_Problem description_
Reproduce all of the data exactly.

══════════════════════════════

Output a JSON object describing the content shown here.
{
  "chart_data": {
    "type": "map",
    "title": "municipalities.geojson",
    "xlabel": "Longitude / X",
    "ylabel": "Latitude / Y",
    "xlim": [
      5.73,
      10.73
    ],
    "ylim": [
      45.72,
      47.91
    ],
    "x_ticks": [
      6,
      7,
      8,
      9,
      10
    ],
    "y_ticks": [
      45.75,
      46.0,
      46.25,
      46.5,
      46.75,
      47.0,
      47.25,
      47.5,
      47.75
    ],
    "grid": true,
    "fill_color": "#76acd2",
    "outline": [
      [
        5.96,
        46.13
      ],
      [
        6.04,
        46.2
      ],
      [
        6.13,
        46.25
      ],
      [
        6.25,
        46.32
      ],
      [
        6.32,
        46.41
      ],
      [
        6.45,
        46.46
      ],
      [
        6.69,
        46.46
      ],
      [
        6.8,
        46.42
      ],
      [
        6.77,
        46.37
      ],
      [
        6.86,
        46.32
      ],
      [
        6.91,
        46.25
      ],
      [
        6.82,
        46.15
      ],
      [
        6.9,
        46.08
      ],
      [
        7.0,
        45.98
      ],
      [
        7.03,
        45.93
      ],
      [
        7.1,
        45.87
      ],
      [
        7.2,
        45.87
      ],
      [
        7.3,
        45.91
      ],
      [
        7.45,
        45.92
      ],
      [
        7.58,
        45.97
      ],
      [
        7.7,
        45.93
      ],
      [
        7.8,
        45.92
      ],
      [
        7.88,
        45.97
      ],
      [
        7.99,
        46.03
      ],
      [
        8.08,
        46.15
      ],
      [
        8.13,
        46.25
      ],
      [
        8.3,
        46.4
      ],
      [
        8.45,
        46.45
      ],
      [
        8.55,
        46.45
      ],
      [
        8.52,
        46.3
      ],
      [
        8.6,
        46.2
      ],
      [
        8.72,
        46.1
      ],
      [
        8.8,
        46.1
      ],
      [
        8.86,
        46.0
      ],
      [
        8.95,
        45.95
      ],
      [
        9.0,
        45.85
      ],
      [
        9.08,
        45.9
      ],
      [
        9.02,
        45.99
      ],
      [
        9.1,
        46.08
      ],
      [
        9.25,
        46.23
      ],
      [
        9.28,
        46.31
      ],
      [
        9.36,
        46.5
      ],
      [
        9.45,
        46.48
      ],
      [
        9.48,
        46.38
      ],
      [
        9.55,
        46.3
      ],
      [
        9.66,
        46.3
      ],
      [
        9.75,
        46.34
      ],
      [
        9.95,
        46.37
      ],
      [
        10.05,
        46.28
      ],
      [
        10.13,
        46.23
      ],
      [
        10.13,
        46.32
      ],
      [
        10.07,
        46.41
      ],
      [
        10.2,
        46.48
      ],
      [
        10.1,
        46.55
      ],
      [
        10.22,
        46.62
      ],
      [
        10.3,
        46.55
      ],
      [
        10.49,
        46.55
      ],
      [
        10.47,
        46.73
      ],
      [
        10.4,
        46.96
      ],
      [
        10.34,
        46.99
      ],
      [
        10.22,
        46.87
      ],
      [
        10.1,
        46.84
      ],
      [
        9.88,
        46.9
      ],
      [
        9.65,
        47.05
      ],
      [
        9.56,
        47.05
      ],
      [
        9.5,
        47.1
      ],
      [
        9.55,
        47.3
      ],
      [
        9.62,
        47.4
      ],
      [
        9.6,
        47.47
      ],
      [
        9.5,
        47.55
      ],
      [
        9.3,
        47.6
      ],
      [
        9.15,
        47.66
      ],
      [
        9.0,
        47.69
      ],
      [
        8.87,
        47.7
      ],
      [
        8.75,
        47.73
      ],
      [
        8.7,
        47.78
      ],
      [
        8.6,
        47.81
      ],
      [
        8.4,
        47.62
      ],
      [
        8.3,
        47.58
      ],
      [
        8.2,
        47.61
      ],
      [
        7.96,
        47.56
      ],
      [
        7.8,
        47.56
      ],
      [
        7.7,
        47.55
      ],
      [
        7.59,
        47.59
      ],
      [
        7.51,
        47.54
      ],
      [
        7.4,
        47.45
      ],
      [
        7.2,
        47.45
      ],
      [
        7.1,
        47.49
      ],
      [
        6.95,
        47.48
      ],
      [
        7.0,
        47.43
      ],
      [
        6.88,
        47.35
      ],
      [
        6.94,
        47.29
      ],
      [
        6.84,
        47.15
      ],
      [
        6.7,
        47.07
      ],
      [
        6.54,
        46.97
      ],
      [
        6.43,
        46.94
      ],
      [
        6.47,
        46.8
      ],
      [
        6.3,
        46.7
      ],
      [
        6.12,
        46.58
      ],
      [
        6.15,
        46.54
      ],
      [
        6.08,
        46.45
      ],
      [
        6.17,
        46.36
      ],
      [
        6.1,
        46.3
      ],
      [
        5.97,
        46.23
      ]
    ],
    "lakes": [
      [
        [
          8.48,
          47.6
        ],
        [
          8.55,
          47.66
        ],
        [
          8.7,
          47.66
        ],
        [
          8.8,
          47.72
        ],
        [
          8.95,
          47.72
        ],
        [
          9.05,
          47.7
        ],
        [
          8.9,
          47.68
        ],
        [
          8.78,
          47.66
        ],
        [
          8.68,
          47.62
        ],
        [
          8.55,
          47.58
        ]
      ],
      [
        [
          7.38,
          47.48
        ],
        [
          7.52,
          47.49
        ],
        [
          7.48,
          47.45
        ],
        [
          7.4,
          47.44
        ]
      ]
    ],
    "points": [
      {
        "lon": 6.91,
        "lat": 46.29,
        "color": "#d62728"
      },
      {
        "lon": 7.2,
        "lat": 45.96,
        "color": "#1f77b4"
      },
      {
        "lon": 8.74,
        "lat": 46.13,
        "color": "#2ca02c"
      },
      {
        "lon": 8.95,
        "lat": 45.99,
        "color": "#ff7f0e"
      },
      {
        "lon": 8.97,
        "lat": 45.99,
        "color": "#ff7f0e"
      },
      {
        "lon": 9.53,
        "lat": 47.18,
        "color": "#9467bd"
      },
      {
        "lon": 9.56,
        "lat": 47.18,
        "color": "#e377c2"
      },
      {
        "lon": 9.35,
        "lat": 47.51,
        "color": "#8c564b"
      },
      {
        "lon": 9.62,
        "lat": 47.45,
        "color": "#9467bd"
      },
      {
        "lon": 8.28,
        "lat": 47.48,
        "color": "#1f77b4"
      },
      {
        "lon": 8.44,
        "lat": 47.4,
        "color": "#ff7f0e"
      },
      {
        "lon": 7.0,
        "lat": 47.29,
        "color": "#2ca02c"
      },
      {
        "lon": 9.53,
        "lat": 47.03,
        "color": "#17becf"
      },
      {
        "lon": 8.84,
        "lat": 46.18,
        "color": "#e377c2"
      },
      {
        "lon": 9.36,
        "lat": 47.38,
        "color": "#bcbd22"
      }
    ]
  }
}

══════════════════════════════

_Response below_
Output a JSON object describing the content shown here.
{
  "chart_data": {
    "type": "map",
    "title": "municipalities.geojson",
    "xlabel": "Longitude / X",
    "ylabel": "Latitude / Y",
    "xlim": [
      5.73,
      10.73
    ],
    "ylim": [
      45.72,
      47.91
    ],
    "x_ticks": [
      6,
      7,
      8,
      9,
      10
    ],
    "y_ticks": [
      45.75,
      46.0,
      46.25,
      46.5,
      46.75,
      47.0,
      47.25,
      47.5,
      47.75
    ],
    "grid": true,
    "fill_color": "#76acd2",
    "outline": [
      [
        5.96,
        46.13
      ],
      [
        6.04,
        46.2
      ],
      [
        6.13,
        46.25
      ],
      [
        6.25,
        46.32
      ],
      [
        6.32,
        46.41
      ],
      [
        6.45,
        46.46
      ],
      [
        6.69,
        46.46
      ],
      [
        6.8,
        46.42
      ],
      [
        6.77,
        46.37
      ],
      [
        6.86,
        46.32
      ],
      [
        6.91,
        46.25
      ],
      [
        6.82,
        46.15
      ],
      [
        6.9,
        46.08
      ],
      [
        7.0,
        45.98
      ],
      [
        7.03,
        45.93
      ],
      [
        7.1,
        45.87
      ],
      [
        7.2,
        45.87
      ],
      [
        7.3,
        45.91
      ],
      [
        7.45,
        45.92
      ],
      [
        7.58,
        45.97
      ],
      [
        7.7,
        45.93
      ],
      [
        7.8,
        45.92
      ],
      [
        7.88,
        45.97
      ],
      [
        7.99,
        46.03
      ],
      [
        8.08,
        46.15
      ],
      [
        8.13,
        46.25
      ],
      [
        8.3,
        46.4
      ],
      [
        8.45,
        46.45
      ],
      [
        8.55,
        46.45
      ],
      [
        8.52,
        46.3
      ],
      [
        8.6,
        46.2
      ],
      [
        8.72,
        46.1
      ],
      [
        8.8,
        46.1
      ],
      [
        8.86,
        46.0
      ],
      [
        8.95,
        45.95
      ],
      [
        9.0,
        45.85
      ],
      [
        9.08,
        45.9
      ],
      [
        9.02,
        45.99
      ],
      [
        9.1,
        46.08
      ],
      [
        9.25,
        46.23
      ],
      [
        9.28,
        46.31
      ],
      [
        9.36,
        46.5
      ],
      [
        9.45,
        46.48
      ],
      [
        9.48,
        46.38
      ],
      [
        9.55,
        46.3
      ],
      [
        9.66,
        46.3
      ],
      [
        9.75,
        46.34
      ],
      [
        9.95,
        46.37
      ],
      [
        10.05,
        46.28
      ],
      [
        10.13,
        46.23
      ],
      [
        10.13,
        46.32
      ],
      [
        10.07,
        46.41
      ],
      [
        10.2,
        46.48
      ],
      [
        10.1,
        46.55
      ],
      [
        10.22,
        46.62
      ],
      [
        10.3,
        46.55
      ],
      [
        10.49,
        46.55
      ],
      [
        10.47,
        46.73
      ],
      [
        10.4,
        46.96
      ],
      [
        10.34,
        46.99
      ],
      [
        10.22,
        46.87
      ],
      [
        10.1,
        46.84
      ],
      [
        9.88,
        46.9
      ],
      [
        9.65,
        47.05
      ],
      [
        9.56,
        47.05
      ],
      [
        9.5,
        47.1
      ],
      [
        9.55,
        47.3
      ],
      [
        9.62,
        47.4
      ],
      [
        9.6,
        47.47
      ],
      [
        9.5,
        47.55
      ],
      [
        9.3,
        47.6
      ],
      [
        9.15,
        47.66
      ],
      [
        9.0,
        47.69
      ],
      [
        8.87,
        47.7
      ],
      [
        8.75,
        47.73
      ],
      [
        8.7,
        47.78
      ],
      [
        8.6,
        47.81
      ],
      [
        8.4,
        47.62
      ],
      [
        8.3,
        47.58
      ],
      [
        8.2,
        47.61
      ],
      [
        7.96,
        47.56
      ],
      [
        7.8,
        47.56
      ],
      [
        7.7,
        47.55
      ],
      [
        7.59,
        47.59
      ],
      [
        7.51,
        47.54
      ],
      [
        7.4,
        47.45
      ],
      [
        7.2,
        47.45
      ],
      [
        7.1,
        47.49
      ],
      [
        6.95,
        47.48
      ],
      [
        7.0,
        47.43
      ],
      [
        6.88,
        47.35
      ],
      [
        6.94,
        47.29
      ],
      [
        6.84,
        47.15
      ],
      [
        6.7,
        47.07
      ],
      [
        6.54,
        46.97
      ],
      [
        6.43,
        46.94
      ],
      [
        6.47,
        46.8
      ],
      [
        6.3,
        46.7
      ],
      [
        6.12,
        46.58
      ],
      [
        6.15,
        46.54
      ],
      [
        6.08,
        46.45
      ],
      [
        6.17,
        46.36
      ],
      [
        6.1,
        46.3
      ],
      [
        5.97,
        46.23
      ]
    ],
    "lakes": [
      [
        [
          8.48,
          47.6
        ],
        [
          8.55,
          47.66
        ],
        [
          8.7,
          47.66
        ],
        [
          8.8,
          47.72
        ],
        [
          8.95,
          47.72
        ],
        [
          9.05,
          47.7
        ],
        [
          8.9,
          47.68
        ],
        [
          8.78,
          47.66
        ],
        [
          8.68,
          47.62
        ],
        [
          8.55,
          47.58
        ]
      ],
      [
        [
          7.38,
          47.48
        ],
        [
          7.52,
          47.49
        ],
        [
          7.48,
          47.45
        ],
        [
          7.4,
          47.44
        ]
      ]
    ],
    "points": [
      {
        "lon": 6.91,
        "lat": 46.29,
        "color": "#d62728"
      },
      {
        "lon": 7.2,
        "lat": 45.96,
        "color": "#1f77b4"
      },
      {
        "lon": 8.74,
        "lat": 46.13,
        "color": "#2ca02c"
      },
      {
        "lon": 8.95,
        "lat": 45.99,
        "color": "#ff7f0e"
      },
      {
        "lon": 8.97,
        "lat": 45.99,
        "color": "#ff7f0e"
      },
      {
        "lon": 9.53,
        "lat": 47.18,
        "color": "#9467bd"
      },
      {
        "lon": 9.56,
        "lat": 47.18,
        "color": "#e377c2"
      },
      {
        "lon": 9.35,
        "lat": 47.51,
        "color": "#8c564b"
      },
      {
        "lon": 9.62,
        "lat": 47.45,
        "color": "#9467bd"
      },
      {
        "lon": 8.28,
        "lat": 47.48,
        "color": "#1f77b4"
      },
      {
        "lon": 8.44,
        "lat": 47.4,
        "color": "#ff7f0e"
      },
      {
        "lon": 7.0,
        "lat": 47.29,
        "color": "#2ca02c"
      },
      {
        "lon": 9.53,
        "lat": 47.03,
        "color": "#17becf"
      },
      {
        "lon": 8.84,
        "lat": 46.18,
        "color": "#e377c2"
      },
      {
        "lon": 9.36,
        "lat": 47.38,
        "color": "#bcbd22"
      }
    ]
  }
}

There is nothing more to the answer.